Below are some entries; can you quote all of them exactly?

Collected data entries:
<<<<

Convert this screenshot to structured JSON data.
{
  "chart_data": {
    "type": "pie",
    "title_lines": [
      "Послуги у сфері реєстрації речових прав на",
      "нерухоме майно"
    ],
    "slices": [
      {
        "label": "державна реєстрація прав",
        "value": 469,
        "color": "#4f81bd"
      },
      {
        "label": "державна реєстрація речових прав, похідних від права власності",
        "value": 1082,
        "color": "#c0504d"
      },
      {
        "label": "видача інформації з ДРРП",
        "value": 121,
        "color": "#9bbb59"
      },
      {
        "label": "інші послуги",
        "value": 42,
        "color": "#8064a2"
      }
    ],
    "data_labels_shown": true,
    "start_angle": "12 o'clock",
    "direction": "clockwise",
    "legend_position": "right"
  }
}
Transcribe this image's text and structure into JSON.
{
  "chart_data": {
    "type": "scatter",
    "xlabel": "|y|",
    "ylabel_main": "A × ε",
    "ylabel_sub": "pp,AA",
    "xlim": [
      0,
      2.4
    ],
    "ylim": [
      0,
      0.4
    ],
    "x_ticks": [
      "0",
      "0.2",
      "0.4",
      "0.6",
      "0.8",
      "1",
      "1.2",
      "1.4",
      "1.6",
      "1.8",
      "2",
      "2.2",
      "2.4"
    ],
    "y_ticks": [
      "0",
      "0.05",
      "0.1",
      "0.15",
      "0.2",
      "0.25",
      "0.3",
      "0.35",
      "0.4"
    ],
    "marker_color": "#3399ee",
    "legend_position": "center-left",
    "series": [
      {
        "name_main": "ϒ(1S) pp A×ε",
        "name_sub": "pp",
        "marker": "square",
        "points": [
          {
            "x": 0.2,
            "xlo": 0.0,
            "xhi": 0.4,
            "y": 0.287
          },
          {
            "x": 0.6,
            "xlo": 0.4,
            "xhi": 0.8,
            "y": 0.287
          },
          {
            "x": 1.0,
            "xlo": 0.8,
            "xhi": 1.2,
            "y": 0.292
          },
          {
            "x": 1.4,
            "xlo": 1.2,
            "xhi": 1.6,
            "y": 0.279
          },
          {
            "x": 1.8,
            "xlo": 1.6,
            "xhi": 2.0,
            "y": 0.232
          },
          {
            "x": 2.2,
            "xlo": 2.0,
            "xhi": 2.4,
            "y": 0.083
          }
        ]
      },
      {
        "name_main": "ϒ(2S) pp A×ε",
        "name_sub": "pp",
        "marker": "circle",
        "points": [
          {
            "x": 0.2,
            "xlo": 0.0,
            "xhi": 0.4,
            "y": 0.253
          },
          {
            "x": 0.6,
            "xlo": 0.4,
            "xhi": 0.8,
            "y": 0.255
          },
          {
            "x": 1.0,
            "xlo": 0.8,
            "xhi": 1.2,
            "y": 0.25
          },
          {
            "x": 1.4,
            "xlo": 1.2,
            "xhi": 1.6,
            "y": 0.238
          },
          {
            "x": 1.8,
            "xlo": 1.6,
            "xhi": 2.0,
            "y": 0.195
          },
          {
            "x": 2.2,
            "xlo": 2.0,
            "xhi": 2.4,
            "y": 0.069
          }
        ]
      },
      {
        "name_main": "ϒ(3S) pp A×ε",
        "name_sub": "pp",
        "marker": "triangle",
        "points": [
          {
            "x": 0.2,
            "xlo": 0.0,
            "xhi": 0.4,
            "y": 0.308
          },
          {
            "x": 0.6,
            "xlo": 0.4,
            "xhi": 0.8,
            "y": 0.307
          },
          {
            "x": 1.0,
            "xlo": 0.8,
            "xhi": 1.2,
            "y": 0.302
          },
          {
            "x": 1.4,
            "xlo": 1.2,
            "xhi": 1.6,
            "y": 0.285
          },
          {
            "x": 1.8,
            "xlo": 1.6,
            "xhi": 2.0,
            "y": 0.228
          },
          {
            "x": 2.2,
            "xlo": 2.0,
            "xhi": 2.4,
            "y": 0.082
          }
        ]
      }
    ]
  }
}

>>>>

Task result =>
Convert this screenshot to structured JSON data.
{
  "chart_data": {
    "type": "pie",
    "title_lines": [
      "Послуги у сфері реєстрації речових прав на",
      "нерухоме майно"
    ],
    "slices": [
      {
        "label": "державна реєстрація прав",
        "value": 469,
        "color": "#4f81bd"
      },
      {
        "label": "державна реєстрація речових прав, похідних від права власності",
        "value": 1082,
        "color": "#c0504d"
      },
      {
        "label": "видача інформації з ДРРП",
        "value": 121,
        "color": "#9bbb59"
      },
      {
        "label": "інші послуги",
        "value": 42,
        "color": "#8064a2"
      }
    ],
    "data_labels_shown": true,
    "start_angle": "12 o'clock",
    "direction": "clockwise",
    "legend_position": "right"
  }
}
Transcribe this image's text and structure into JSON.
{
  "chart_data": {
    "type": "scatter",
    "xlabel": "|y|",
    "ylabel_main": "A × ε",
    "ylabel_sub": "pp,AA",
    "xlim": [
      0,
      2.4
    ],
    "ylim": [
      0,
      0.4
    ],
    "x_ticks": [
      "0",
      "0.2",
      "0.4",
      "0.6",
      "0.8",
      "1",
      "1.2",
      "1.4",
      "1.6",
      "1.8",
      "2",
      "2.2",
      "2.4"
    ],
    "y_ticks": [
      "0",
      "0.05",
      "0.1",
      "0.15",
      "0.2",
      "0.25",
      "0.3",
      "0.35",
      "0.4"
    ],
    "marker_color": "#3399ee",
    "legend_position": "center-left",
    "series": [
      {
        "name_main": "ϒ(1S) pp A×ε",
        "name_sub": "pp",
        "marker": "square",
        "points": [
          {
            "x": 0.2,
            "xlo": 0.0,
            "xhi": 0.4,
            "y": 0.287
          },
          {
            "x": 0.6,
            "xlo": 0.4,
            "xhi": 0.8,
            "y": 0.287
          },
          {
            "x": 1.0,
            "xlo": 0.8,
            "xhi": 1.2,
            "y": 0.292
          },
          {
            "x": 1.4,
            "xlo": 1.2,
            "xhi": 1.6,
            "y": 0.279
          },
          {
            "x": 1.8,
            "xlo": 1.6,
            "xhi": 2.0,
            "y": 0.232
          },
          {
            "x": 2.2,
            "xlo": 2.0,
            "xhi": 2.4,
            "y": 0.083
          }
        ]
      },
      {
        "name_main": "ϒ(2S) pp A×ε",
        "name_sub": "pp",
        "marker": "circle",
        "points": [
          {
            "x": 0.2,
            "xlo": 0.0,
            "xhi": 0.4,
            "y": 0.253
          },
          {
            "x": 0.6,
            "xlo": 0.4,
            "xhi": 0.8,
            "y": 0.255
          },
          {
            "x": 1.0,
            "xlo": 0.8,
            "xhi": 1.2,
            "y": 0.25
          },
          {
            "x": 1.4,
            "xlo": 1.2,
            "xhi": 1.6,
            "y": 0.238
          },
          {
            "x": 1.8,
            "xlo": 1.6,
            "xhi": 2.0,
            "y": 0.195
          },
          {
            "x": 2.2,
            "xlo": 2.0,
            "xhi": 2.4,
            "y": 0.069
          }
        ]
      },
      {
        "name_main": "ϒ(3S) pp A×ε",
        "name_sub": "pp",
        "marker": "triangle",
        "points": [
          {
            "x": 0.2,
            "xlo": 0.0,
            "xhi": 0.4,
            "y": 0.308
          },
          {
            "x": 0.6,
            "xlo": 0.4,
            "xhi": 0.8,
            "y": 0.307
          },
          {
            "x": 1.0,
            "xlo": 0.8,
            "xhi": 1.2,
            "y": 0.302
          },
          {
            "x": 1.4,
            "xlo": 1.2,
            "xhi": 1.6,
            "y": 0.285
          },
          {
            "x": 1.8,
            "xlo": 1.6,
            "xhi": 2.0,
            "y": 0.228
          },
          {
            "x": 2.2,
            "xlo": 2.0,
            "xhi": 2.4,
            "y": 0.082
          }
        ]
      }
    ]
  }
}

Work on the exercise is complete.